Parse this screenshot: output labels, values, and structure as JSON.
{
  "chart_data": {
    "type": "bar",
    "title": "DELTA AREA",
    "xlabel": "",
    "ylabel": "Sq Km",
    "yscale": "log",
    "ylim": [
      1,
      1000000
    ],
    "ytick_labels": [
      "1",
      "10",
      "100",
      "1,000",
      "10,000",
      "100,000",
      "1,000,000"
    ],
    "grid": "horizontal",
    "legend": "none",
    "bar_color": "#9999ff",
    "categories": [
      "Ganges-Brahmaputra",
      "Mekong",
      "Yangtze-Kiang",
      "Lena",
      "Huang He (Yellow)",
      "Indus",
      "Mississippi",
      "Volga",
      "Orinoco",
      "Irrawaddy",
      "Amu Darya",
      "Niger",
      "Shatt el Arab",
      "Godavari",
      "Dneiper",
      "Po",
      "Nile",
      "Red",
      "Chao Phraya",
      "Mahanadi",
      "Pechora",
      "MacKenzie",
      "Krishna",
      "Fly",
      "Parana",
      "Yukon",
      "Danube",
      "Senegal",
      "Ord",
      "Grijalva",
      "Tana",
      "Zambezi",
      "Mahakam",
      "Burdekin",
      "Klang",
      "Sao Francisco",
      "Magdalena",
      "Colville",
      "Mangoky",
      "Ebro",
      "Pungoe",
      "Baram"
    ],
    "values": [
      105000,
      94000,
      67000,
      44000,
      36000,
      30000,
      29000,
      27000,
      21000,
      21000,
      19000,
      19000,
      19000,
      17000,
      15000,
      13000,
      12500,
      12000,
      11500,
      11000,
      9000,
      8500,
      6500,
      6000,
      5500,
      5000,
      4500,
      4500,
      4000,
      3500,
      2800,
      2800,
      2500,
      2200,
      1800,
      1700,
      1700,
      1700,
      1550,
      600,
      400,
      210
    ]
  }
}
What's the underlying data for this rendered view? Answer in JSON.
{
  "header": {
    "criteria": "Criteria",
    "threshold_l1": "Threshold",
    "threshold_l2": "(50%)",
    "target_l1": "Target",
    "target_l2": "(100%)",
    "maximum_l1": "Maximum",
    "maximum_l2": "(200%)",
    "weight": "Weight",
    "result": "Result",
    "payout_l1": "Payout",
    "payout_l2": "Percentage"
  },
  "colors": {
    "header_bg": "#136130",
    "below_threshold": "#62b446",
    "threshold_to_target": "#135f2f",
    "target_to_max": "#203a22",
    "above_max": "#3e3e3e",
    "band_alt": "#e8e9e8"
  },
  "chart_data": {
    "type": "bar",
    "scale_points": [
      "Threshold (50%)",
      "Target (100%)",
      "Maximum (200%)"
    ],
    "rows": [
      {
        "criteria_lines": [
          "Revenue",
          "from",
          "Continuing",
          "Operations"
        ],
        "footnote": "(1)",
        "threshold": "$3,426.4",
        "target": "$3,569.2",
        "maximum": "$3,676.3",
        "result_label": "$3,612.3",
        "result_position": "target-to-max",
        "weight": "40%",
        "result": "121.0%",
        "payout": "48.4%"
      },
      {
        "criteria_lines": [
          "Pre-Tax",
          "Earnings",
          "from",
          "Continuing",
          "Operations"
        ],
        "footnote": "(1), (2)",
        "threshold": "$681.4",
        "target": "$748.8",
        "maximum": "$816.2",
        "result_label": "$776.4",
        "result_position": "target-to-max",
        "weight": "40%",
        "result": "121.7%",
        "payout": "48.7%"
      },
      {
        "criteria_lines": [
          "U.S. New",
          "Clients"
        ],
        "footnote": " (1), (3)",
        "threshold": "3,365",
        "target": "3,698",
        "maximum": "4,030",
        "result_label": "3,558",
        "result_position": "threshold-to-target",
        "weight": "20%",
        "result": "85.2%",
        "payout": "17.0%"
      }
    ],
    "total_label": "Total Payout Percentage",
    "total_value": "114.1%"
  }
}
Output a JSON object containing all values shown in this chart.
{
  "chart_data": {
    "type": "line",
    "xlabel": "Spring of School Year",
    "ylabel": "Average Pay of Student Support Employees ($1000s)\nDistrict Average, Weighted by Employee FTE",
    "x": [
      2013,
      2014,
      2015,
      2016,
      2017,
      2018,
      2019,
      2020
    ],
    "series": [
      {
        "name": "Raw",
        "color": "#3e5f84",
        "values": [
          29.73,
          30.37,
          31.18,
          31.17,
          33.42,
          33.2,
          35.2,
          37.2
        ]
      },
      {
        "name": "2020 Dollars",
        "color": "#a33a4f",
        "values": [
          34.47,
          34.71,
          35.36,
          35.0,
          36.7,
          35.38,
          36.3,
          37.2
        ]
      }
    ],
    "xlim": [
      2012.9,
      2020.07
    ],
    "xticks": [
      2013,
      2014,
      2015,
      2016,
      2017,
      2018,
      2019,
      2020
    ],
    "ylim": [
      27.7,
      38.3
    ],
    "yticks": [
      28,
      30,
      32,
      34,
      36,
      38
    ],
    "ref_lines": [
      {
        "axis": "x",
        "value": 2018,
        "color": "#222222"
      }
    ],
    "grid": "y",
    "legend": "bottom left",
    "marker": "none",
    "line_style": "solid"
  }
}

____

WHAT NEEDS TO BE DONE
Extract all lines as given.

OUTPUT BELOW
Parse this screenshot: output labels, values, and structure as JSON.
{
  "chart_data": {
    "type": "bar",
    "title": "DELTA AREA",
    "xlabel": "",
    "ylabel": "Sq Km",
    "yscale": "log",
    "ylim": [
      1,
      1000000
    ],
    "ytick_labels": [
      "1",
      "10",
      "100",
      "1,000",
      "10,000",
      "100,000",
      "1,000,000"
    ],
    "grid": "horizontal",
    "legend": "none",
    "bar_color": "#9999ff",
    "categories": [
      "Ganges-Brahmaputra",
      "Mekong",
      "Yangtze-Kiang",
      "Lena",
      "Huang He (Yellow)",
      "Indus",
      "Mississippi",
      "Volga",
      "Orinoco",
      "Irrawaddy",
      "Amu Darya",
      "Niger",
      "Shatt el Arab",
      "Godavari",
      "Dneiper",
      "Po",
      "Nile",
      "Red",
      "Chao Phraya",
      "Mahanadi",
      "Pechora",
      "MacKenzie",
      "Krishna",
      "Fly",
      "Parana",
      "Yukon",
      "Danube",
      "Senegal",
      "Ord",
      "Grijalva",
      "Tana",
      "Zambezi",
      "Mahakam",
      "Burdekin",
      "Klang",
      "Sao Francisco",
      "Magdalena",
      "Colville",
      "Mangoky",
      "Ebro",
      "Pungoe",
      "Baram"
    ],
    "values": [
      105000,
      94000,
      67000,
      44000,
      36000,
      30000,
      29000,
      27000,
      21000,
      21000,
      19000,
      19000,
      19000,
      17000,
      15000,
      13000,
      12500,
      12000,
      11500,
      11000,
      9000,
      8500,
      6500,
      6000,
      5500,
      5000,
      4500,
      4500,
      4000,
      3500,
      2800,
      2800,
      2500,
      2200,
      1800,
      1700,
      1700,
      1700,
      1550,
      600,
      400,
      210
    ]
  }
}
What's the underlying data for this rendered view? Answer in JSON.
{
  "header": {
    "criteria": "Criteria",
    "threshold_l1": "Threshold",
    "threshold_l2": "(50%)",
    "target_l1": "Target",
    "target_l2": "(100%)",
    "maximum_l1": "Maximum",
    "maximum_l2": "(200%)",
    "weight": "Weight",
    "result": "Result",
    "payout_l1": "Payout",
    "payout_l2": "Percentage"
  },
  "colors": {
    "header_bg": "#136130",
    "below_threshold": "#62b446",
    "threshold_to_target": "#135f2f",
    "target_to_max": "#203a22",
    "above_max": "#3e3e3e",
    "band_alt": "#e8e9e8"
  },
  "chart_data": {
    "type": "bar",
    "scale_points": [
      "Threshold (50%)",
      "Target (100%)",
      "Maximum (200%)"
    ],
    "rows": [
      {
        "criteria_lines": [
          "Revenue",
          "from",
          "Continuing",
          "Operations"
        ],
        "footnote": "(1)",
        "threshold": "$3,426.4",
        "target": "$3,569.2",
        "maximum": "$3,676.3",
        "result_label": "$3,612.3",
        "result_position": "target-to-max",
        "weight": "40%",
        "result": "121.0%",
        "payout": "48.4%"
      },
      {
        "criteria_lines": [
          "Pre-Tax",
          "Earnings",
          "from",
          "Continuing",
          "Operations"
        ],
        "footnote": "(1), (2)",
        "threshold": "$681.4",
        "target": "$748.8",
        "maximum": "$816.2",
        "result_label": "$776.4",
        "result_position": "target-to-max",
        "weight": "40%",
        "result": "121.7%",
        "payout": "48.7%"
      },
      {
        "criteria_lines": [
          "U.S. New",
          "Clients"
        ],
        "footnote": " (1), (3)",
        "threshold": "3,365",
        "target": "3,698",
        "maximum": "4,030",
        "result_label": "3,558",
        "result_position": "threshold-to-target",
        "weight": "20%",
        "result": "85.2%",
        "payout": "17.0%"
      }
    ],
    "total_label": "Total Payout Percentage",
    "total_value": "114.1%"
  }
}
Output a JSON object containing all values shown in this chart.
{
  "chart_data": {
    "type": "line",
    "xlabel": "Spring of School Year",
    "ylabel": "Average Pay of Student Support Employees ($1000s)\nDistrict Average, Weighted by Employee FTE",
    "x": [
      2013,
      2014,
      2015,
      2016,
      2017,
      2018,
      2019,
      2020
    ],
    "series": [
      {
        "name": "Raw",
        "color": "#3e5f84",
        "values": [
          29.73,
          30.37,
          31.18,
          31.17,
          33.42,
          33.2,
          35.2,
          37.2
        ]
      },
      {
        "name": "2020 Dollars",
        "color": "#a33a4f",
        "values": [
          34.47,
          34.71,
          35.36,
          35.0,
          36.7,
          35.38,
          36.3,
          37.2
        ]
      }
    ],
    "xlim": [
      2012.9,
      2020.07
    ],
    "xticks": [
      2013,
      2014,
      2015,
      2016,
      2017,
      2018,
      2019,
      2020
    ],
    "ylim": [
      27.7,
      38.3
    ],
    "yticks": [
      28,
      30,
      32,
      34,
      36,
      38
    ],
    "ref_lines": [
      {
        "axis": "x",
        "value": 2018,
        "color": "#222222"
      }
    ],
    "grid": "y",
    "legend": "bottom left",
    "marker": "none",
    "line_style": "solid"
  }
}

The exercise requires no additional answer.